start Data extract

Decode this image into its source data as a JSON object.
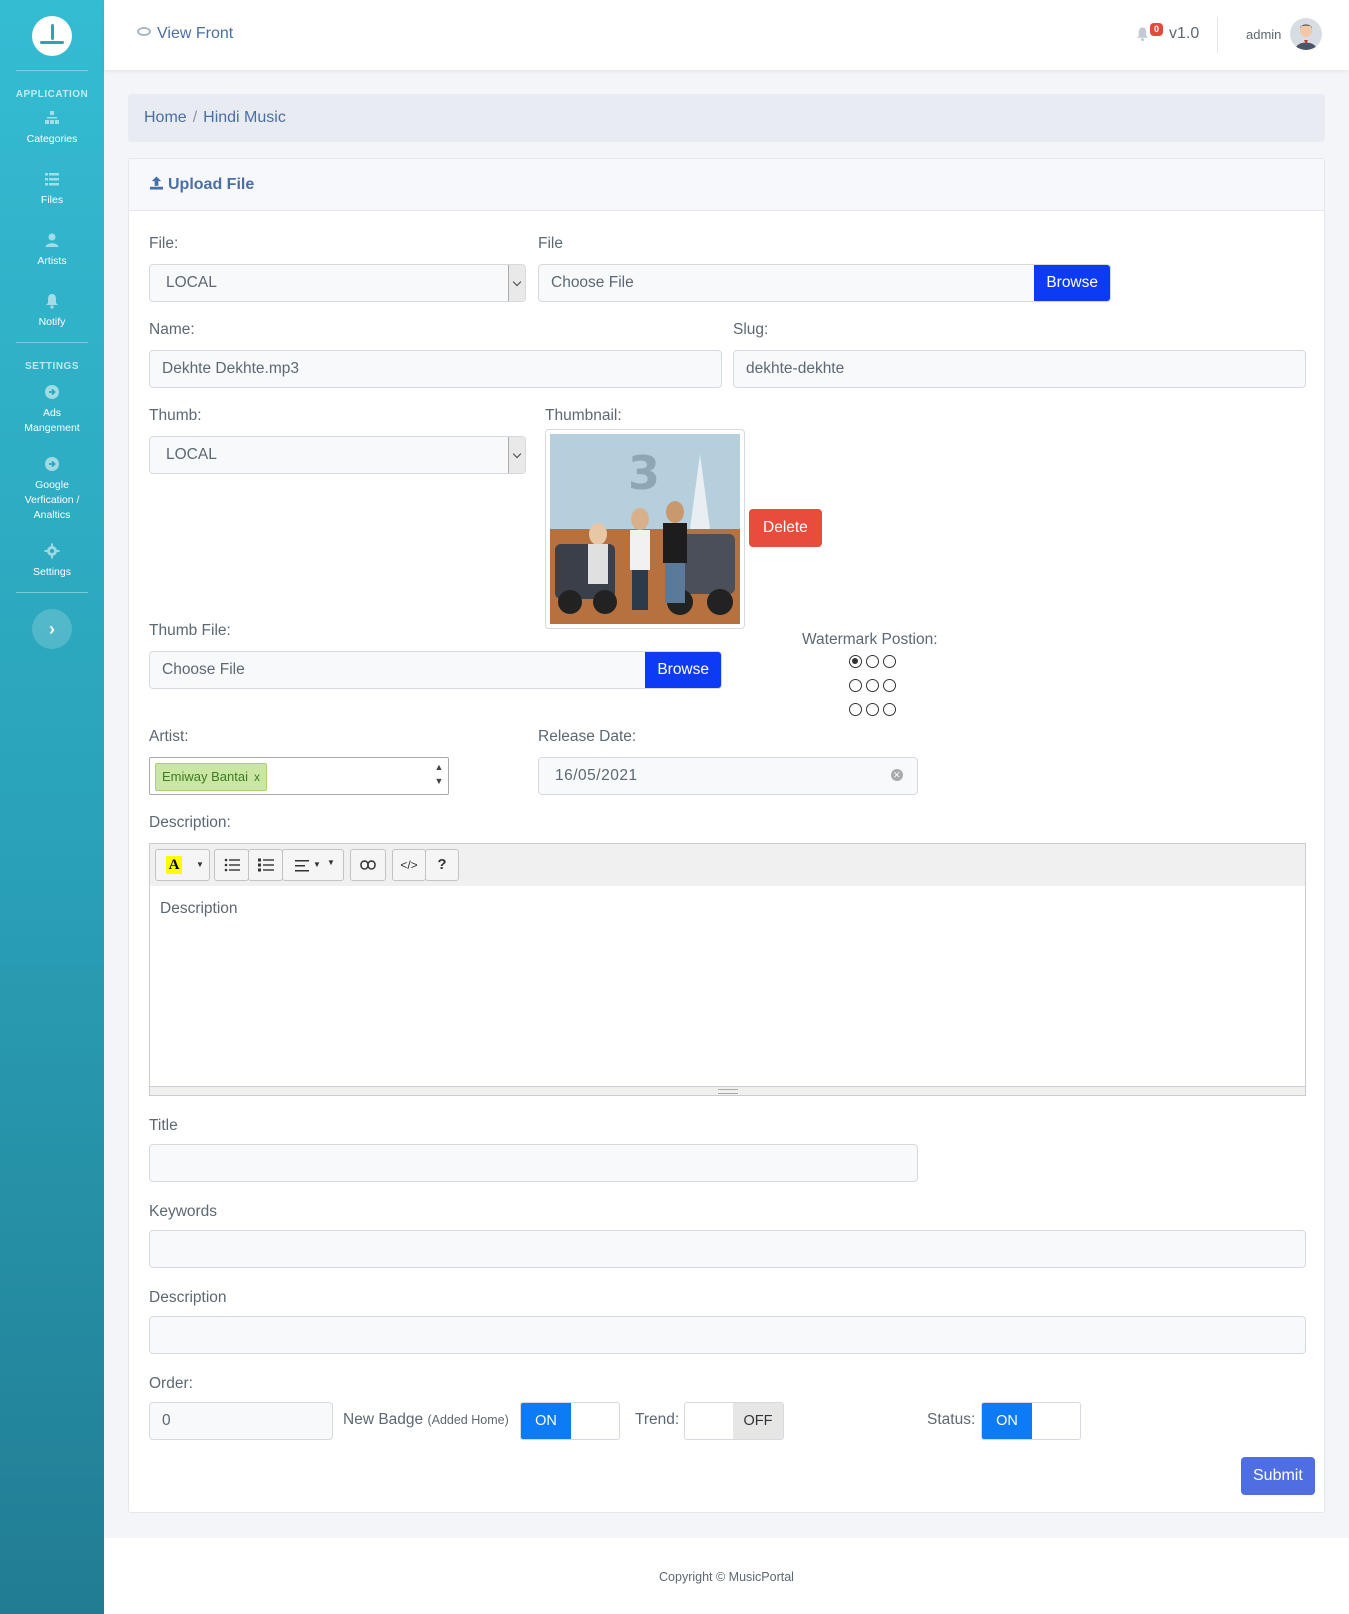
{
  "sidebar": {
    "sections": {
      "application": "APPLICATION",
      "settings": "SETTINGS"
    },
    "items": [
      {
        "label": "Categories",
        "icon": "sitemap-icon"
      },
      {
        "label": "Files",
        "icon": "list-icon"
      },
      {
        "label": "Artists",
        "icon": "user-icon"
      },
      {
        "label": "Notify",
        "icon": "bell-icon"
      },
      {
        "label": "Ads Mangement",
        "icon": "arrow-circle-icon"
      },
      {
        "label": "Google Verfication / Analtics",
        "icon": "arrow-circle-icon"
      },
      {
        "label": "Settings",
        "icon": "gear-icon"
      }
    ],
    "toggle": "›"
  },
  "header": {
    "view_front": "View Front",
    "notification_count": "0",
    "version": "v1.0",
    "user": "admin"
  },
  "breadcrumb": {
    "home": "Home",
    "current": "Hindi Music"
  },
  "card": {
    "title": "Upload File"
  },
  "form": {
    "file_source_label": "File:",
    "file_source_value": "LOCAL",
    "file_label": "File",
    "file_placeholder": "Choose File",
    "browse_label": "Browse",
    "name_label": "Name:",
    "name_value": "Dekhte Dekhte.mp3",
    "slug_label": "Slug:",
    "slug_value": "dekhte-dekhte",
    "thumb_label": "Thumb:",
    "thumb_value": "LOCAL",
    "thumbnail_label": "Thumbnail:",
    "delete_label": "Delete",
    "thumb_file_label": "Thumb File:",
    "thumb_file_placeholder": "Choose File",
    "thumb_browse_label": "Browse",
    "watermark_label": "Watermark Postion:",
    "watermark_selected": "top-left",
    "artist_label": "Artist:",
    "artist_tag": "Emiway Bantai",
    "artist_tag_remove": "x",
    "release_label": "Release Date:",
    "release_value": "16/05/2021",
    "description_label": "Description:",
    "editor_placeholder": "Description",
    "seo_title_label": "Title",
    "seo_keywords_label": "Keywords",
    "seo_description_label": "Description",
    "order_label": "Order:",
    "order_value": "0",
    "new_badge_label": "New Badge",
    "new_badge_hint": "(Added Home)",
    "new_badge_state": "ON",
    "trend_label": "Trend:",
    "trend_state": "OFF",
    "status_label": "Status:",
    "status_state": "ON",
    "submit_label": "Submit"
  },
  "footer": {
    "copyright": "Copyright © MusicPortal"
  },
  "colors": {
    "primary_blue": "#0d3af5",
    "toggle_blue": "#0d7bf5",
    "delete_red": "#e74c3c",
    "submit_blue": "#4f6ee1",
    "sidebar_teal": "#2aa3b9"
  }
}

end Data extract
start Data extract

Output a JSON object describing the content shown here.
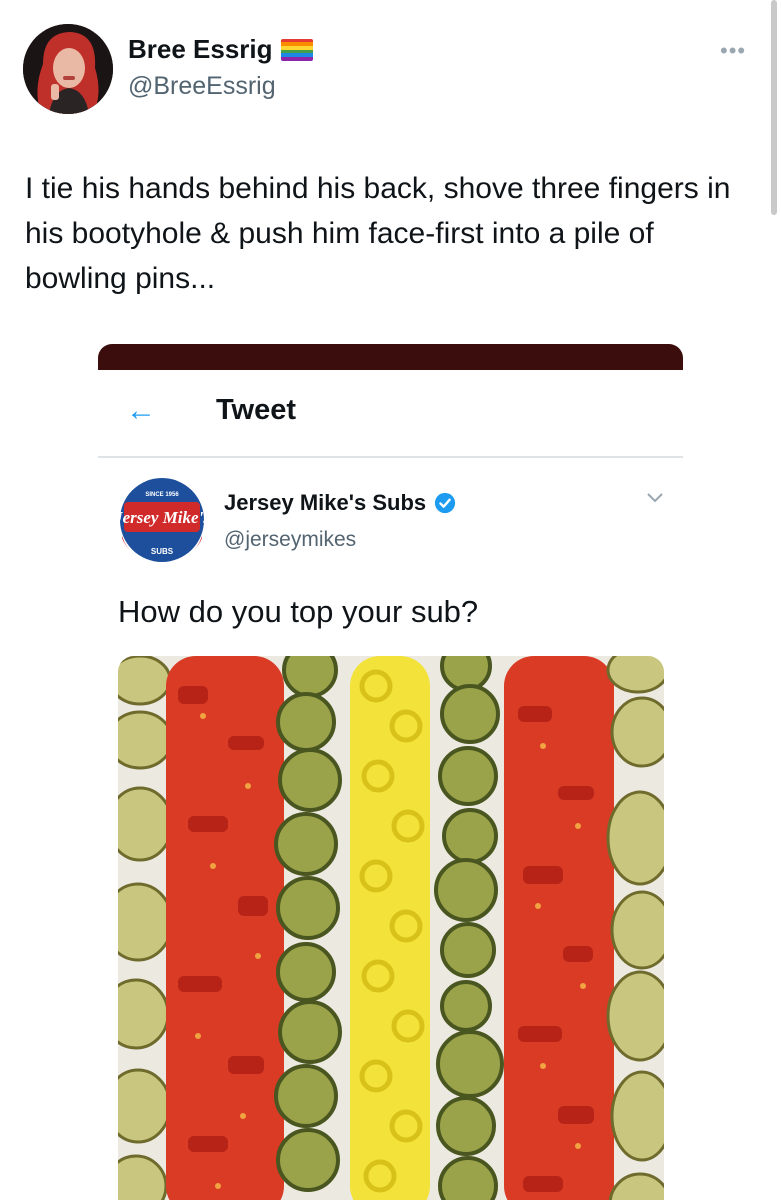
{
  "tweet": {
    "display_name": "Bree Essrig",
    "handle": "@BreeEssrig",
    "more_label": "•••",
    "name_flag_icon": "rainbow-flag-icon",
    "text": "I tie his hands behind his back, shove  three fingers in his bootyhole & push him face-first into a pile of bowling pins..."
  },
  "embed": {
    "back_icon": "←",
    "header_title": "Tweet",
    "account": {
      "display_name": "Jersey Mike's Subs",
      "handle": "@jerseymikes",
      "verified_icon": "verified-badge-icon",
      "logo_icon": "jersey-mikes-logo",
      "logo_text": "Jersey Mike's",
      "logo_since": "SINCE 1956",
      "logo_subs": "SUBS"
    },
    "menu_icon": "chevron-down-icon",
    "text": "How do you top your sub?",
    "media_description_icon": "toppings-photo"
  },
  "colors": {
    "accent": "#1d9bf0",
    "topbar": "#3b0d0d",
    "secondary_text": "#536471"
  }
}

end Data extract

Which lines contain the word "into"? Copy each one.

Decode this image into its source data as a JSON object.
    "text": "I tie his hands behind his back, shove  three fingers in his bootyhole & push him face-first into a pile of bowling pins..."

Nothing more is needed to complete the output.